- _Page extract_
Multiply and divide might seem a little odd, but take a look at the 386 multiply and divide instructions. The multiply takes two 32 bit numbers and gives a 64 bit result and the divider divides a 64 bit number by a 32 bit number and gives a 32 bit quotient and a 32 bit remainder.
The number of digits you get when you multiply 2 numbers is the sum of the number of digits in the two numbers. This means that multiplication naturally gives you numbers twice as long as the ones you started with. Once you have the double long numbers you get from multiplying you need a divide operation that can scale them back down to 4 digits.
Having a double length intermediate value makes it possible to evaluate expressions like:
x = (a * b ) / c
without getting the wrong answer. For example.x = 1000 * 10 / 2
x = 10000 / 2
-----
x = 5000
x = 1000 * 10 / 2
x = 0000 / 2
x = 0
Ok, that gives us a nice definition of decimal integers. But what about fractions?
Just pretend that there is a decimal point in the middle of our numbers. This means that instead of writing "1" as 0001 we write one as 01.00. "01.00" is still a 4 digit decimal number. Inside our machine it is represented at "0100." The computer doesn't know or care about our imaginary decimal point.
We call this way of looking at numbers a "2.2" fixed point format because it has 2 digits on each side of the decimal point. We could also pretend that the decimal point is all the way to left giving us a 0.4 format or, if we want to, we could use a 3.1 format with one digit of fraction and 3 digits of integer. Of course, an ordinary 4 digit integer is in 4.0 fixed point format.
If we want to add 4 + 3 in 2.2 format we set it up like this:
04.00
+03.00
------
07.00
The same is true for subtraction:
05.00
-07.00
------
-02.00
Fixed point multiplication and division are not quite as easy as addition and subtraction.
When I learned to multiply decimal fractions I was taught to do the multiplication ignoring the decimal points and then, at the end, put the decimal point in the product so that the number of digits of fraction in the product is the sum of the number of digits of fraction in the multiplier and the multiplicand. For example:
12.345 * 67.89 = 838.10205
12345 * 6789 = 83810205
Here are some rules to remember when multiplying fixed point numbers:
- The maximum number of digits you can have in the product is the sum of the number of digits in the multiplier and the multiplicand.
- The number of digits of fraction in the product is the sum of the number of digits of fraction in the multiplier and the number of digits of fraction in the multiplicand.
- An integer is a fixed point number with 0 digits of fraction.
0007 * 03.00 = 21.00
07.00 * 03.00 = 21.0000
To get back to an M.N format number you throw away the low order N digits of the fraction. That is, you shift the number left by N digits. Truncating the low order digits is a source of error in fixed point arithmetic. You can round the fraction instead of truncating it, but that takes longer.These rules also imply that you can multiply numbers in different fixed points formats and get a meaningful result. For example, you might have a table of sines in 2.30 binary fixed point format (in a binary format the numbers are the number of bits, not the number of digits) that you want to multiply by numbers in an 18.14 format. The result will be numbers in a 20.44 fixed point format. You can get back to 18.14 format by throwing away the bottom 30 bits of the fraction and the top two extra bits of the integer part of the number.

- _Required task_
Answer these questions from the passage on fixed point arithmetic.
1. What size of result does the 386 multiply instruction give when it multiplies two 32 bit numbers?
2. In what fixed point format is an ordinary 4 digit integer?
3. What fixed point format results from multiplying numbers in 2.30 format by numbers in 18.14 format?

- _Records_
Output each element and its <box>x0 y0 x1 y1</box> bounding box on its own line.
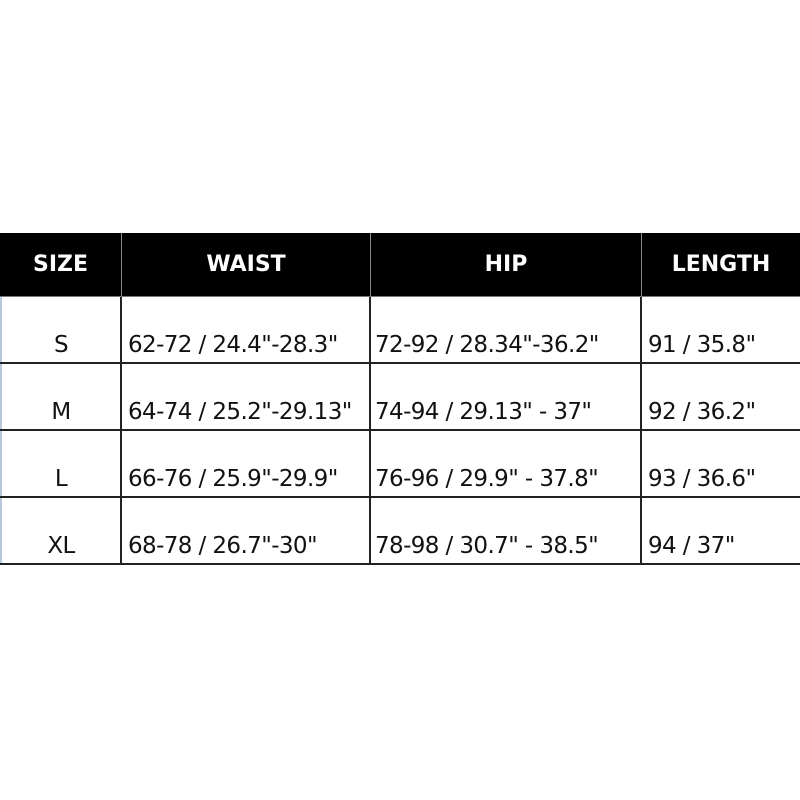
cell-size: XL <box>0 498 122 563</box>
header-hip: HIP <box>371 233 642 296</box>
cell-size: M <box>0 364 122 429</box>
cell-waist: 66-76 / 25.9"-29.9" <box>122 431 371 496</box>
table-header-row: SIZE WAIST HIP LENGTH <box>0 233 800 297</box>
cell-hip: 74-94 / 29.13" - 37" <box>371 364 642 429</box>
size-chart-table: SIZE WAIST HIP LENGTH S 62-72 / 24.4"-28… <box>0 233 800 565</box>
header-length: LENGTH <box>671 252 771 277</box>
header-waist: WAIST <box>122 233 371 296</box>
table-row: XL 68-78 / 26.7"-30" 78-98 / 30.7" - 38.… <box>0 498 800 565</box>
cell-size: L <box>0 431 122 496</box>
cell-length: 91 / 35.8" <box>648 332 756 358</box>
cell-waist: 68-78 / 26.7"-30" <box>122 498 371 563</box>
cell-length: 94 / 37" <box>648 533 735 559</box>
cell-hip: 76-96 / 29.9" - 37.8" <box>371 431 642 496</box>
cell-hip: 78-98 / 30.7" - 38.5" <box>371 498 642 563</box>
cell-length: 92 / 36.2" <box>648 399 756 425</box>
table-row: S 62-72 / 24.4"-28.3" 72-92 / 28.34"-36.… <box>0 297 800 364</box>
table-row: M 64-74 / 25.2"-29.13" 74-94 / 29.13" - … <box>0 364 800 431</box>
cell-hip: 72-92 / 28.34"-36.2" <box>371 297 642 362</box>
cell-waist: 62-72 / 24.4"-28.3" <box>122 297 371 362</box>
cell-waist: 64-74 / 25.2"-29.13" <box>122 364 371 429</box>
header-size: SIZE <box>0 233 122 296</box>
cell-size: S <box>0 297 122 362</box>
cell-length: 93 / 36.6" <box>648 466 756 492</box>
table-row: L 66-76 / 25.9"-29.9" 76-96 / 29.9" - 37… <box>0 431 800 498</box>
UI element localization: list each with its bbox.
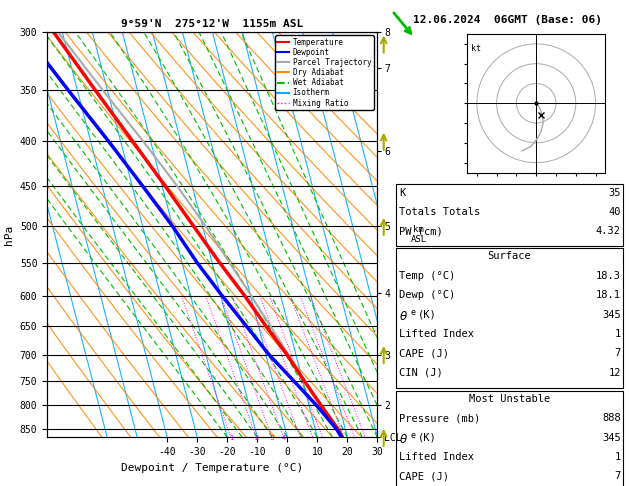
Text: Pressure (mb): Pressure (mb) <box>399 413 481 423</box>
Y-axis label: km
ASL: km ASL <box>411 225 426 244</box>
Text: Most Unstable: Most Unstable <box>469 394 550 404</box>
Text: 7: 7 <box>615 348 621 359</box>
Text: (K): (K) <box>418 310 437 320</box>
Text: 4: 4 <box>281 435 286 441</box>
Text: θ: θ <box>399 310 407 323</box>
Text: 12.06.2024  06GMT (Base: 06): 12.06.2024 06GMT (Base: 06) <box>413 15 603 25</box>
Text: 18.1: 18.1 <box>596 290 621 300</box>
Text: 40: 40 <box>608 207 621 217</box>
Text: 2: 2 <box>254 435 259 441</box>
Text: 12: 12 <box>608 368 621 378</box>
Text: 1: 1 <box>615 329 621 339</box>
Text: 1: 1 <box>615 452 621 462</box>
Text: e: e <box>411 308 416 317</box>
Text: 345: 345 <box>602 310 621 320</box>
Text: CAPE (J): CAPE (J) <box>399 471 449 482</box>
Text: Dewp (°C): Dewp (°C) <box>399 290 455 300</box>
Text: 345: 345 <box>602 433 621 443</box>
Text: e: e <box>411 431 416 440</box>
Text: Lifted Index: Lifted Index <box>399 329 474 339</box>
Legend: Temperature, Dewpoint, Parcel Trajectory, Dry Adiabat, Wet Adiabat, Isotherm, Mi: Temperature, Dewpoint, Parcel Trajectory… <box>275 35 374 110</box>
Text: PW (cm): PW (cm) <box>399 226 443 237</box>
Text: 4.32: 4.32 <box>596 226 621 237</box>
Text: 3: 3 <box>270 435 274 441</box>
Text: θ: θ <box>399 433 407 446</box>
Text: 18.3: 18.3 <box>596 271 621 281</box>
Text: (K): (K) <box>418 433 437 443</box>
Text: CAPE (J): CAPE (J) <box>399 348 449 359</box>
Text: Temp (°C): Temp (°C) <box>399 271 455 281</box>
Text: Surface: Surface <box>487 251 532 261</box>
Text: 7: 7 <box>615 471 621 482</box>
Text: K: K <box>399 188 406 198</box>
Text: 35: 35 <box>608 188 621 198</box>
Text: kt: kt <box>471 44 481 53</box>
Text: Totals Totals: Totals Totals <box>399 207 481 217</box>
Y-axis label: hPa: hPa <box>4 225 14 244</box>
Text: Lifted Index: Lifted Index <box>399 452 474 462</box>
Text: CIN (J): CIN (J) <box>399 368 443 378</box>
Text: 888: 888 <box>602 413 621 423</box>
X-axis label: Dewpoint / Temperature (°C): Dewpoint / Temperature (°C) <box>121 463 303 473</box>
Text: 1: 1 <box>229 435 233 441</box>
Title: 9°59'N  275°12'W  1155m ASL: 9°59'N 275°12'W 1155m ASL <box>121 19 303 30</box>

- _Solution to the problem_
1. A 64 bit result.
2. 4.0 fixed point format.
3. 20.44 fixed point format.